◆ Given problem
Rewrite the part that opens with the line containing "List all visible" and closes with the line containing "funds-selected-radio[interactable] <box>441 461", swapping "visible" for "shown" and leaving everything else as it is. Leave out the pictures.

◆ The records
--------
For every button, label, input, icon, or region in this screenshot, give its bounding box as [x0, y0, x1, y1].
--------
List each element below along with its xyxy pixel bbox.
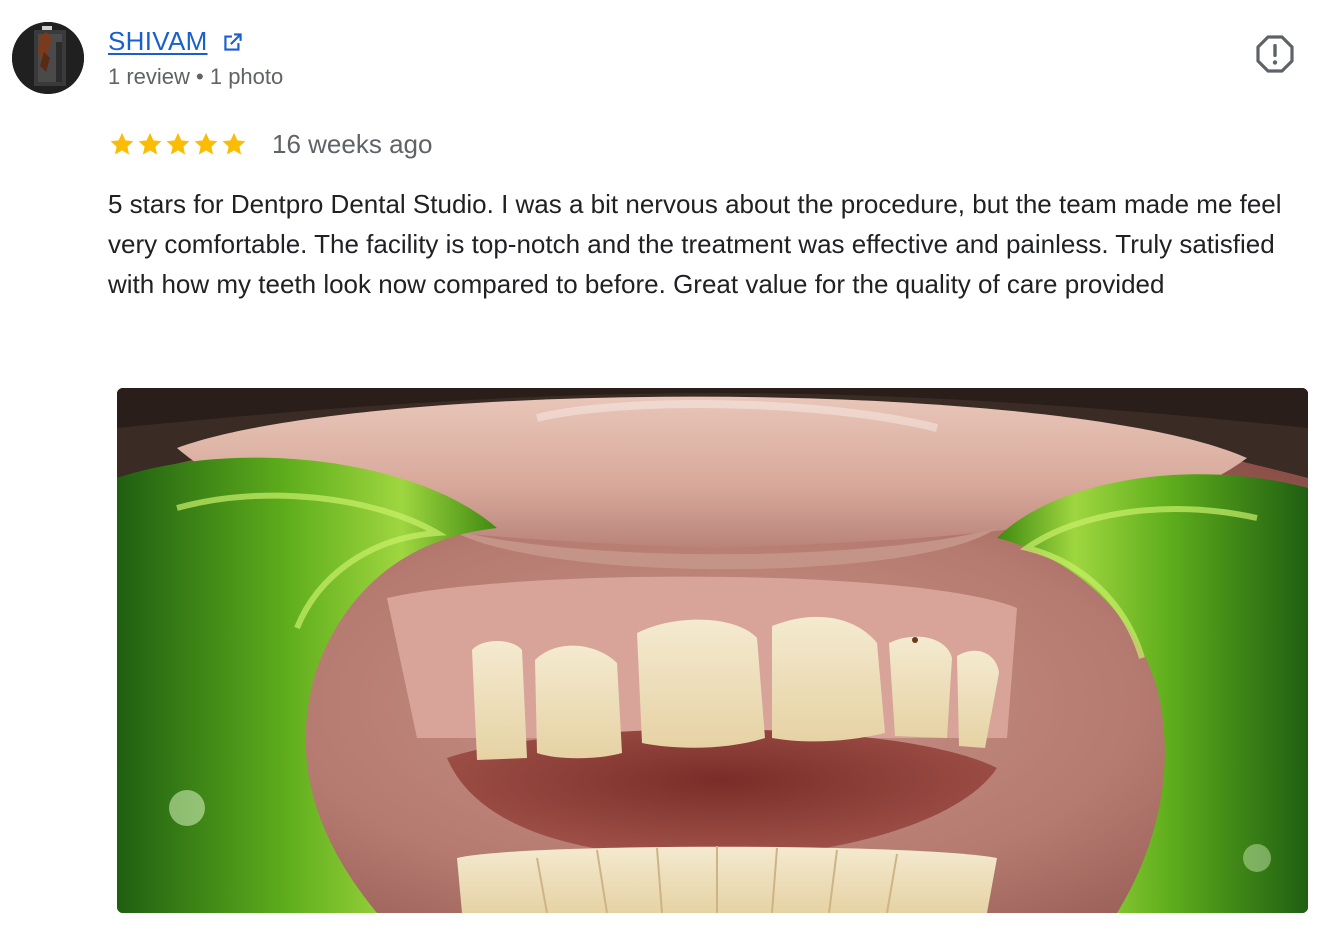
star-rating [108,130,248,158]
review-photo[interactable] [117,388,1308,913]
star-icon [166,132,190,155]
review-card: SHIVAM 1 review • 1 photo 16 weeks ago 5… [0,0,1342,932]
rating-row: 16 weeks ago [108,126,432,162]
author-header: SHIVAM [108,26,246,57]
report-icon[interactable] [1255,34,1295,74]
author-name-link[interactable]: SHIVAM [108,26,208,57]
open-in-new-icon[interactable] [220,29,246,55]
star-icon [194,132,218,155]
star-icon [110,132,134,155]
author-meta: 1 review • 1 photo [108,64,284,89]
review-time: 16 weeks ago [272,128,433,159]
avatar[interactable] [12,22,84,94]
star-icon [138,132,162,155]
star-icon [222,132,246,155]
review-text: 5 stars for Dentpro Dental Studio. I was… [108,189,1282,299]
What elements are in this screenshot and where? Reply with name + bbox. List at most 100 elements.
--------
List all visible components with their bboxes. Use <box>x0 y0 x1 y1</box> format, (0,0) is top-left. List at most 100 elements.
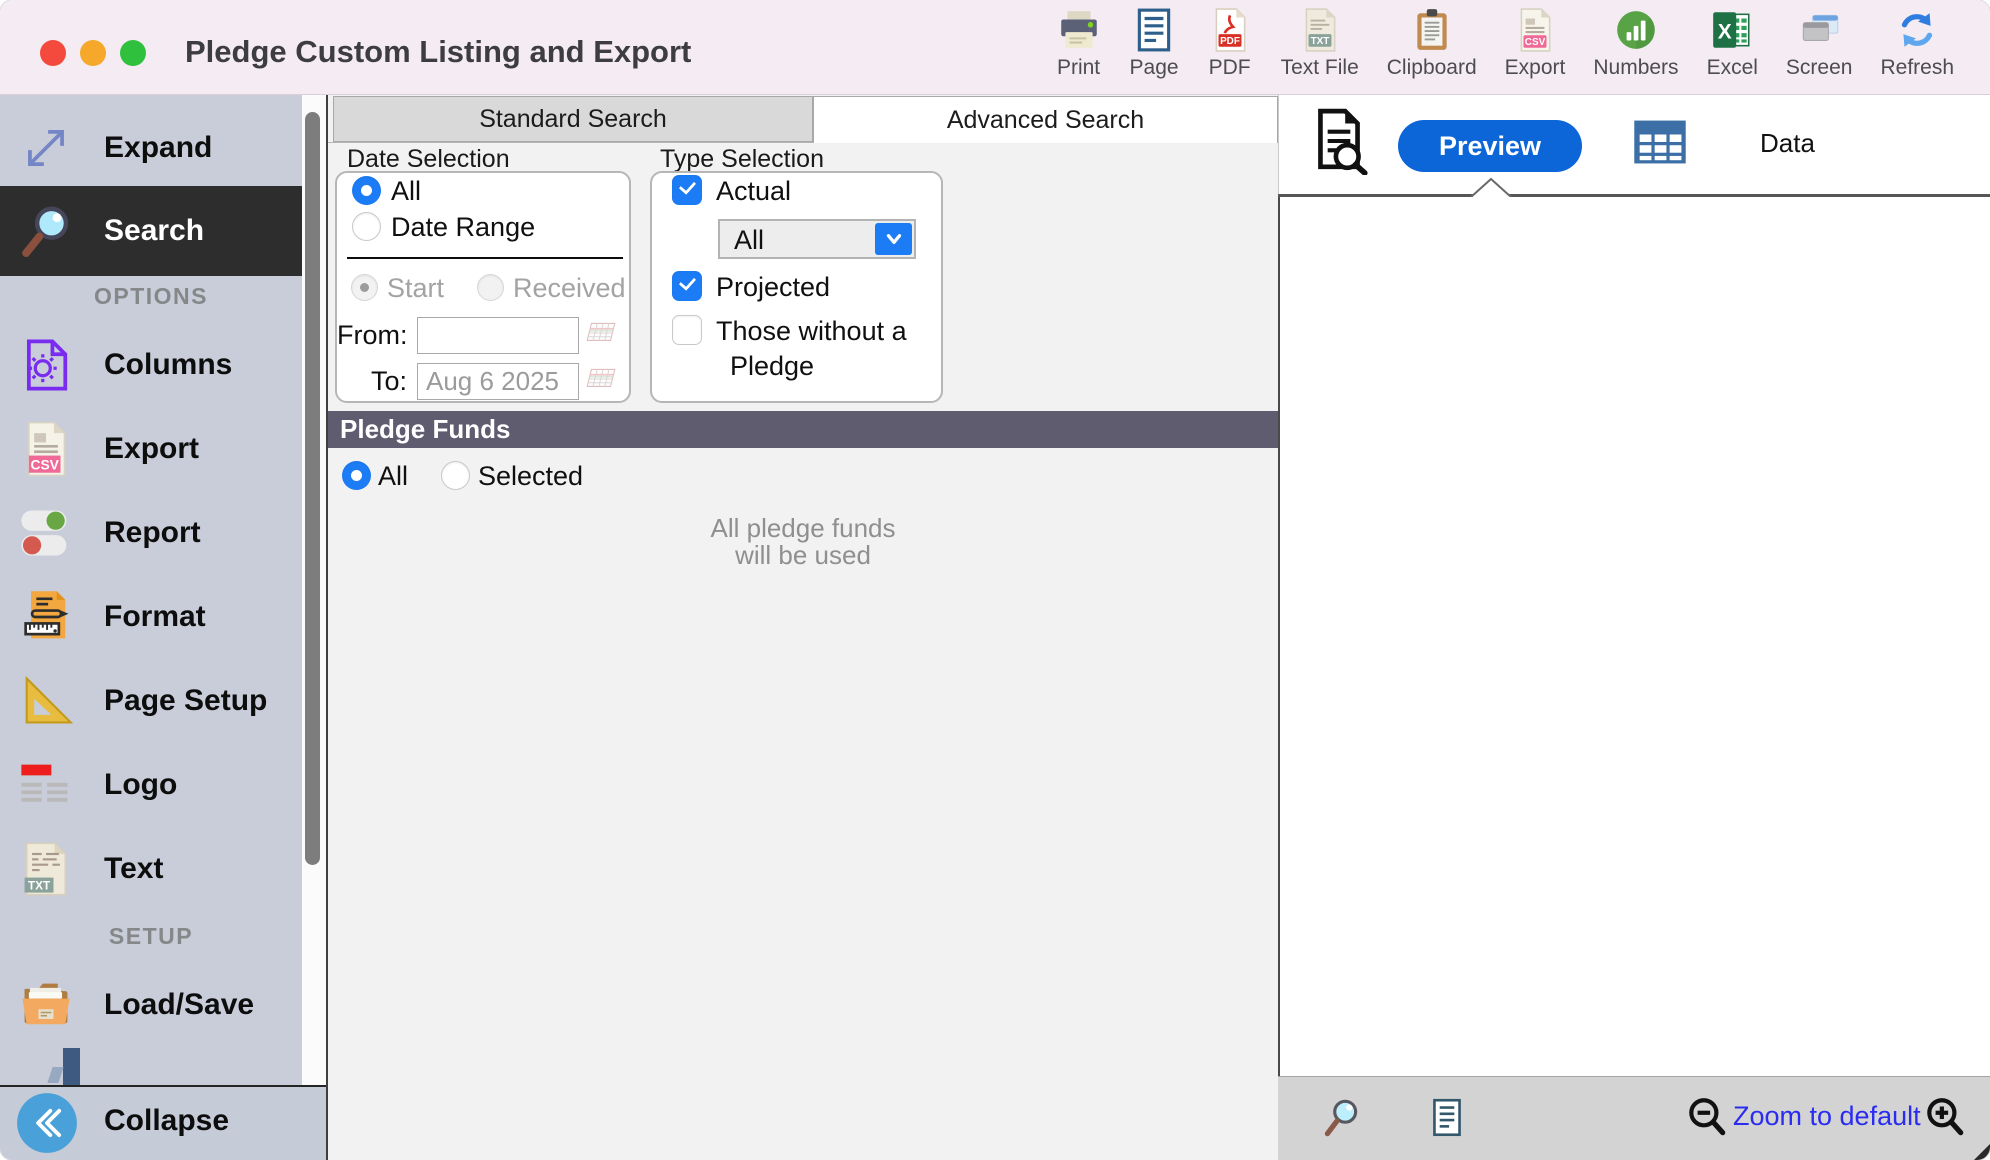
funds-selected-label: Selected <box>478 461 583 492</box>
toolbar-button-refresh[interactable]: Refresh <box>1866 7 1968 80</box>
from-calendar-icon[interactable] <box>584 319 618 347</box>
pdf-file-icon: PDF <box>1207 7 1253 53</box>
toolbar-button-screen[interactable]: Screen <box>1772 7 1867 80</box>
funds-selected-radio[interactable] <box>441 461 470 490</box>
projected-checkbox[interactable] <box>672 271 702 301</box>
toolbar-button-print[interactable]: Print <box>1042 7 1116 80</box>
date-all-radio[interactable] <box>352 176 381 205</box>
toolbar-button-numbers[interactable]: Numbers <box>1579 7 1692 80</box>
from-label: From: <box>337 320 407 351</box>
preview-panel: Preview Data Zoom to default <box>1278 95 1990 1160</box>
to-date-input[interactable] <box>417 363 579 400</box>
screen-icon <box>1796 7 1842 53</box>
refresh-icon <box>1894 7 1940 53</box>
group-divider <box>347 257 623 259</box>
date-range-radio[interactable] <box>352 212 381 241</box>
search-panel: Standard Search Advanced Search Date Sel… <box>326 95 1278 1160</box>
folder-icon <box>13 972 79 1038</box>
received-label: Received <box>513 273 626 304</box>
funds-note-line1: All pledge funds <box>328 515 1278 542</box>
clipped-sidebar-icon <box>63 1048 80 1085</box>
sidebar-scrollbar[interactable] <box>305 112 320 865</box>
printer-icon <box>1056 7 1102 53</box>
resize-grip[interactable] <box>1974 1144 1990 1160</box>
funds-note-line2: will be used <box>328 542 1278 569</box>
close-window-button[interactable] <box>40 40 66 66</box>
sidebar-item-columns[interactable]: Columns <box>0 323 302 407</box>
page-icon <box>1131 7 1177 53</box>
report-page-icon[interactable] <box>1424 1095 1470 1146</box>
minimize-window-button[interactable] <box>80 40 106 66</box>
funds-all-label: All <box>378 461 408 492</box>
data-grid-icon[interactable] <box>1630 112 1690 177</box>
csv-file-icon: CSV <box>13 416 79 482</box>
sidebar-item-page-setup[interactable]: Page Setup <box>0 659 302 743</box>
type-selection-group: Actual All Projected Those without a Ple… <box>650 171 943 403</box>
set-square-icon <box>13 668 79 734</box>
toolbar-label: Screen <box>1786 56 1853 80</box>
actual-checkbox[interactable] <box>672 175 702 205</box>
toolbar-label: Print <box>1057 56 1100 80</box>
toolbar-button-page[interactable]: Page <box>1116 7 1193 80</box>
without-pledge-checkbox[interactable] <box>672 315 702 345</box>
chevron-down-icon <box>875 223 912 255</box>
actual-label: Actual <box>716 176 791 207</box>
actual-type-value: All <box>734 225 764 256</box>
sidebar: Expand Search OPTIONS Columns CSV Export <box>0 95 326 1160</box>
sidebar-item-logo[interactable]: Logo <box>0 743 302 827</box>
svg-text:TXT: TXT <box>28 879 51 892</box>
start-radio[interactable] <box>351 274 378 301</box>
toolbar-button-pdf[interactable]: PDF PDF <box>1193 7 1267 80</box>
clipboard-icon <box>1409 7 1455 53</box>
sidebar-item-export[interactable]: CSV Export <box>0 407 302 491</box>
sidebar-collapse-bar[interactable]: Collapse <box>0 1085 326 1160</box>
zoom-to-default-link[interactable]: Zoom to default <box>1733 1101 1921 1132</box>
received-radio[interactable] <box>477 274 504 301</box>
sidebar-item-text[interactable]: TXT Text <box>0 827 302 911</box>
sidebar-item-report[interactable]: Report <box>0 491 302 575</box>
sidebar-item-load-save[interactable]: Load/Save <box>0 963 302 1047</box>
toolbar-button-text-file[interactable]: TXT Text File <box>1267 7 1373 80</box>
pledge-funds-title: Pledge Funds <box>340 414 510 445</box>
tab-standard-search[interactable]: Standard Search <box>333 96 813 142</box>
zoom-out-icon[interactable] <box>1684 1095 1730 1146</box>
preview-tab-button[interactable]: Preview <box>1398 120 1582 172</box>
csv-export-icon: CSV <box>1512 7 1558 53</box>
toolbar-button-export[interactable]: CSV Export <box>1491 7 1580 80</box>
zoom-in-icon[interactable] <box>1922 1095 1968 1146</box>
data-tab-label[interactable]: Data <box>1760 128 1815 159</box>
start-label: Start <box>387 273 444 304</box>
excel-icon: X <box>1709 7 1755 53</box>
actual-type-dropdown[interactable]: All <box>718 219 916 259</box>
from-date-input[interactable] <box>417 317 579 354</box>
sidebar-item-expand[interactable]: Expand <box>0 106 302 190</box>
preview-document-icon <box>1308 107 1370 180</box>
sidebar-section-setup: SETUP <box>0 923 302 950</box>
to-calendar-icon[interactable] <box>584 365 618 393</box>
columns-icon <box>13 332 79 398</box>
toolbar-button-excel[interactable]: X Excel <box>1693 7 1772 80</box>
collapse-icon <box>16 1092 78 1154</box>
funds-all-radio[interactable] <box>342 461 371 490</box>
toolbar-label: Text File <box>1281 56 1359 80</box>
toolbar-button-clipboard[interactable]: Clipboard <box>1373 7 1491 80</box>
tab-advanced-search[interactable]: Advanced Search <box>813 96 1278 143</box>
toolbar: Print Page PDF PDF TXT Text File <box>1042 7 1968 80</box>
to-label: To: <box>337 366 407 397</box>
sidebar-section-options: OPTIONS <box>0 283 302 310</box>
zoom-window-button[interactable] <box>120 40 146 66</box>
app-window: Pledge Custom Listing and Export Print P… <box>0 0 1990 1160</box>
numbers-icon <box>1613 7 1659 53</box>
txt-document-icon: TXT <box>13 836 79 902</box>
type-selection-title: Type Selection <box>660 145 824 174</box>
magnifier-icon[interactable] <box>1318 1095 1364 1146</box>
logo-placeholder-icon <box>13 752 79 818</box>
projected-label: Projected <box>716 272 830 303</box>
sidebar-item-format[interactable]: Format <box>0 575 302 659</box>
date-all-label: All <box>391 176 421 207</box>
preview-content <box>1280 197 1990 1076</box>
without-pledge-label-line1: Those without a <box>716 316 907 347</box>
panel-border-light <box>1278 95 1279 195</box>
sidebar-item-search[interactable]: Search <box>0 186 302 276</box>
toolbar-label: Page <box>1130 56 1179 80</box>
--------
◆ Result of the task
List all shown components with their bboxes. Use <box>x0 y0 x1 y1</box> format, (0,0) is top-left. List at most 100 elements.
funds-selected-label: Selected <box>478 461 583 492</box>
toolbar-button-refresh[interactable]: Refresh <box>1866 7 1968 80</box>
from-calendar-icon[interactable] <box>584 319 618 347</box>
pdf-file-icon: PDF <box>1207 7 1253 53</box>
toolbar-button-screen[interactable]: Screen <box>1772 7 1867 80</box>
funds-selected-radio[interactable] <box>441 461 470 490</box>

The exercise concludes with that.